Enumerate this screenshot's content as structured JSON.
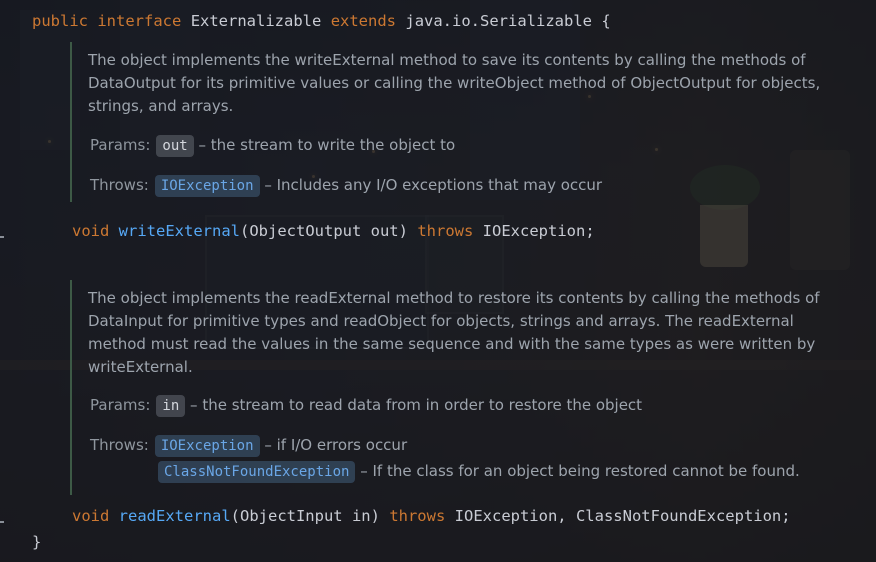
{
  "interface_decl": {
    "kw_public": "public",
    "kw_interface": "interface",
    "name": "Externalizable",
    "kw_extends": "extends",
    "parent": "java.io.Serializable",
    "open_brace": "{"
  },
  "write_doc": {
    "description": "The object implements the writeExternal method to save its contents by calling the methods of DataOutput for its primitive values or calling the writeObject method of ObjectOutput for objects, strings, and arrays.",
    "params_label": "Params:",
    "param_name": "out",
    "param_desc": "– the stream to write the object to",
    "throws_label": "Throws:",
    "throws_name": "IOException",
    "throws_desc": "– Includes any I/O exceptions that may occur"
  },
  "write_sig": {
    "kw_void": "void",
    "method": "writeExternal",
    "params": "(ObjectOutput out)",
    "kw_throws": "throws",
    "exceptions": "IOException;"
  },
  "read_doc": {
    "description": "The object implements the readExternal method to restore its contents by calling the methods of DataInput for primitive types and readObject for objects, strings and arrays. The readExternal method must read the values in the same sequence and with the same types as were written by writeExternal.",
    "params_label": "Params:",
    "param_name": "in",
    "param_desc": "– the stream to read data from in order to restore the object",
    "throws_label": "Throws:",
    "throws1_name": "IOException",
    "throws1_desc": "– if I/O errors occur",
    "throws2_name": "ClassNotFoundException",
    "throws2_desc": "– If the class for an object being restored cannot be found."
  },
  "read_sig": {
    "kw_void": "void",
    "method": "readExternal",
    "params": "(ObjectInput in)",
    "kw_throws": "throws",
    "exceptions": "IOException, ClassNotFoundException;"
  },
  "close_brace": "}",
  "colors": {
    "keyword": "#cc7832",
    "method": "#56a8f5",
    "doc_text": "#9da4ad",
    "link": "#6aa6e6",
    "doc_border": "#3d5a46"
  }
}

▬▬▬▬▬▬▬▬▬▬

**Exercise goal:** State how many lines of the records hold the string "calling", and nothing else.

**Response to this task:** 2